### Problem to work on
Give back the line where "Convert this screenshot" appears and all the lines after it until the listing ends, unchanged and with nothing else.

### Provided records
+++++

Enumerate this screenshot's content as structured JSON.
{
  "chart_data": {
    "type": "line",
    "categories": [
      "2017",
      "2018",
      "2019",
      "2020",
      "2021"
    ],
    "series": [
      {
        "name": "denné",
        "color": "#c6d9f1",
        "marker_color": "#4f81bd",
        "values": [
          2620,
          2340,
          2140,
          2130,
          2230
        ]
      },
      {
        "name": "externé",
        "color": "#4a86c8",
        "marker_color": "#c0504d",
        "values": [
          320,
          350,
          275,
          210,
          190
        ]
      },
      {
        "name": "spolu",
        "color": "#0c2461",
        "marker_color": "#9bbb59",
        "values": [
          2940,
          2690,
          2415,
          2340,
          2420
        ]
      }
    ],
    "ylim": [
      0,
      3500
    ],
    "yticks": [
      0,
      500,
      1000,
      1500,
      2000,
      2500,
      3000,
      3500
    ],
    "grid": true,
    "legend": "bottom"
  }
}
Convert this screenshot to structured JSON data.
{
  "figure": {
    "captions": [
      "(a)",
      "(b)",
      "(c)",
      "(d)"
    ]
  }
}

+++++

### Output for this exercise
Convert this screenshot to structured JSON data.
{
  "figure": {
    "captions": [
      "(a)",
      "(b)",
      "(c)",
      "(d)"
    ]
  }
}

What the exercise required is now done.